— Dataset records —

------------------------

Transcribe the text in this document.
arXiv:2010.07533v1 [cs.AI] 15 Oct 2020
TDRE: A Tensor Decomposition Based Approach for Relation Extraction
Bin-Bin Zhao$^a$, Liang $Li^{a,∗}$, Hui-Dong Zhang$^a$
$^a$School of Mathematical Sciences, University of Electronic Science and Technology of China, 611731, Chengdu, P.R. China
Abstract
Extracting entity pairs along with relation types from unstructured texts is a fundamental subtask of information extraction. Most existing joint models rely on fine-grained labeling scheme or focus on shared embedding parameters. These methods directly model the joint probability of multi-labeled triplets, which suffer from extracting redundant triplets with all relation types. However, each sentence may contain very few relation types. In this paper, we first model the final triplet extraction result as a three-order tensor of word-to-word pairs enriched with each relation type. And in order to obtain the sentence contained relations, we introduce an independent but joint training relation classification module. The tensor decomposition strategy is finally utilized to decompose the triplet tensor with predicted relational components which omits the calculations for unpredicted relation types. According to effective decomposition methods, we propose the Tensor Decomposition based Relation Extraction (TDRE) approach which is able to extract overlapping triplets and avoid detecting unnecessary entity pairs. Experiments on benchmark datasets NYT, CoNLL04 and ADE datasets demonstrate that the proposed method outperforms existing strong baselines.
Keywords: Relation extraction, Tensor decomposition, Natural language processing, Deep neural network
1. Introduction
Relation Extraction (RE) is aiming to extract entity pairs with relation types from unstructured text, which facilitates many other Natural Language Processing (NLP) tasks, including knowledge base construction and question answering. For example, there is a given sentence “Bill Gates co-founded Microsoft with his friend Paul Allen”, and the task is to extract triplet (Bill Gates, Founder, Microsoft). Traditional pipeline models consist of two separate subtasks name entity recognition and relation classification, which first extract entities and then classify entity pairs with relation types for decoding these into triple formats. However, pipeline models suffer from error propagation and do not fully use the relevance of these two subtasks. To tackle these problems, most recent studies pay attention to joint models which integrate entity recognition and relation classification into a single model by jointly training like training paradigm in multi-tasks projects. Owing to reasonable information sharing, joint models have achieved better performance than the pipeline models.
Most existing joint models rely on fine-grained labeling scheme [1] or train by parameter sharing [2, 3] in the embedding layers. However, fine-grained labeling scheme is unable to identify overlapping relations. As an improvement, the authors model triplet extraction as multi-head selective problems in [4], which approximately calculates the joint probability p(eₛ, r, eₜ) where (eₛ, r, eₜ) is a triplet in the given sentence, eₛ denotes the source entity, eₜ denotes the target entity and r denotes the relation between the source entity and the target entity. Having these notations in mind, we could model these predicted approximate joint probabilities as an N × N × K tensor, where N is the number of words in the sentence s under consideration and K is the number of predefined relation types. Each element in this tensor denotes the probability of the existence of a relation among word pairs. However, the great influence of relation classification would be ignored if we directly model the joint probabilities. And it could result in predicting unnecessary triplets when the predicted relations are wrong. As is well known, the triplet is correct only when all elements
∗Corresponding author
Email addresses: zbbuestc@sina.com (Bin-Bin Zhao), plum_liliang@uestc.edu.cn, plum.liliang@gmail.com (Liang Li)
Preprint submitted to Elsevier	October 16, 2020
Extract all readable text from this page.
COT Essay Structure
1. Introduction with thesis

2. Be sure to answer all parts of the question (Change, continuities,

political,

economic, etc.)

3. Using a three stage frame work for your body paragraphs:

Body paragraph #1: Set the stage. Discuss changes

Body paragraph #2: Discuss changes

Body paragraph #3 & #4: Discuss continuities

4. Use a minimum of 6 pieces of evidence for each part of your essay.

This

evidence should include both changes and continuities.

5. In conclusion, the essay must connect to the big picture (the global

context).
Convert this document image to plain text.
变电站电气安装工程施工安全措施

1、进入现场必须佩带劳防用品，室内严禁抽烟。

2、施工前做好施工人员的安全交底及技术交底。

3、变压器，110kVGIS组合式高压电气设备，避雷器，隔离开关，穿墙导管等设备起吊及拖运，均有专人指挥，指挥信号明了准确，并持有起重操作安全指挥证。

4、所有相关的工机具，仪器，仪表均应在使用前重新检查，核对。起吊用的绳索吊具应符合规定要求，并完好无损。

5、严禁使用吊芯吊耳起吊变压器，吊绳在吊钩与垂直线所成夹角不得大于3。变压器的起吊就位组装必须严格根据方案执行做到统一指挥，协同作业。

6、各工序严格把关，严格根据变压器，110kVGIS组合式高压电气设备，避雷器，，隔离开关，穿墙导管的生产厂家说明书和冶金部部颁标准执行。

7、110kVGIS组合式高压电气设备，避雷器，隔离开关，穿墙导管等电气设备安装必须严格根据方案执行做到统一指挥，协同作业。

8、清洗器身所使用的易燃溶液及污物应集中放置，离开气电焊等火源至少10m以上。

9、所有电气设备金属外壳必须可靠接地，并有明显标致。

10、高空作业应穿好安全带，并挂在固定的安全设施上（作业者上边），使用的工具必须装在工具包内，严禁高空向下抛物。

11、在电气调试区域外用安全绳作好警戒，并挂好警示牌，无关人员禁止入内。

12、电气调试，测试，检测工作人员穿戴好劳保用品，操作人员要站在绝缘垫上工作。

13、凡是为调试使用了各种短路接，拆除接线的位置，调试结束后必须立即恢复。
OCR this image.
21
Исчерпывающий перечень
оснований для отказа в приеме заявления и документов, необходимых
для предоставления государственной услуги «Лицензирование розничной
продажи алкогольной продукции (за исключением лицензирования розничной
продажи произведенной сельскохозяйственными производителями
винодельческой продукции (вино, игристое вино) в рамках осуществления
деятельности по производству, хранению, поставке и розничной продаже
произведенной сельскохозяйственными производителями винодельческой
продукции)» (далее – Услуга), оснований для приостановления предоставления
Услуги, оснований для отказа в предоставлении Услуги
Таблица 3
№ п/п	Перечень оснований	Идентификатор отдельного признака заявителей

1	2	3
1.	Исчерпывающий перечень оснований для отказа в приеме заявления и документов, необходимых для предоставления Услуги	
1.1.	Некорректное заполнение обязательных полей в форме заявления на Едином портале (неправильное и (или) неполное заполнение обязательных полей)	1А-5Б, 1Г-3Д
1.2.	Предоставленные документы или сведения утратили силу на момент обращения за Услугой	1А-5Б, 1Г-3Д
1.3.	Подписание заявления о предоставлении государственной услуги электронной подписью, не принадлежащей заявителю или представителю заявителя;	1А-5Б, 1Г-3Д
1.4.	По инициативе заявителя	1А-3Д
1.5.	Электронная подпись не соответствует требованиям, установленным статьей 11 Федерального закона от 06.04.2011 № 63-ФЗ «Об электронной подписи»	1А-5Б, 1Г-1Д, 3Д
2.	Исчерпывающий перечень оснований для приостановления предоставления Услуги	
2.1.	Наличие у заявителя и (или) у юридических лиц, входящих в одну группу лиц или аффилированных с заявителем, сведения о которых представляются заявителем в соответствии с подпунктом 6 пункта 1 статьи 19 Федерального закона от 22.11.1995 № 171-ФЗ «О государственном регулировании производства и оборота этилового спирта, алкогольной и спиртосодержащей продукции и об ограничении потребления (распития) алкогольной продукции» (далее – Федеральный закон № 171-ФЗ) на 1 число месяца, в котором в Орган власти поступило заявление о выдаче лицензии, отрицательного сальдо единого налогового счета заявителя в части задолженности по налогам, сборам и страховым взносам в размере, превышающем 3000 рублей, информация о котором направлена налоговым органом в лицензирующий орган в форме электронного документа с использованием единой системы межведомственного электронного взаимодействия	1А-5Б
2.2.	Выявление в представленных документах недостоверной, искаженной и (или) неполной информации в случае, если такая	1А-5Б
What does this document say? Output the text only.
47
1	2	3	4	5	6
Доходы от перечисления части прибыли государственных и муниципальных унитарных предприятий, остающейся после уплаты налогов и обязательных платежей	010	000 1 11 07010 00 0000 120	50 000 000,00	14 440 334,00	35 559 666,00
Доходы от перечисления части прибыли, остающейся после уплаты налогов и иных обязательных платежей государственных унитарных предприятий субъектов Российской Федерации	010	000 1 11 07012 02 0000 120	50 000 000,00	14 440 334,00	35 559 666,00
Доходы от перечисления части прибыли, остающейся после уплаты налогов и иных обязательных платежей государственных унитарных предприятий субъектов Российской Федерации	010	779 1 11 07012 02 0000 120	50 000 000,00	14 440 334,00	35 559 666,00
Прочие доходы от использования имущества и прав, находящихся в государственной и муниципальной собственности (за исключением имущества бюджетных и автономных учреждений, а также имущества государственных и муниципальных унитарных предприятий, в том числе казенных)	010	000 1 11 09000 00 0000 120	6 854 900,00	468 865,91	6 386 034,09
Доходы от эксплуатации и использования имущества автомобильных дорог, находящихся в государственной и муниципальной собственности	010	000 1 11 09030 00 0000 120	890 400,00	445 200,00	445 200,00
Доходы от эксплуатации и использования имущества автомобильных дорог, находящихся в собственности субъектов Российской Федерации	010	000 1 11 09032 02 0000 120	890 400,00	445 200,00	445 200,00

------------------------

— Exercise brief —
Where a line above includes "отказа", copy that line.

— Full answer —
оснований для отказа в приеме заявления и документов, необходимых
Услуги, оснований для отказа в предоставлении Услуги
1.	Исчерпывающий перечень оснований для отказа в приеме заявления и документов, необходимых для предоставления Услуги	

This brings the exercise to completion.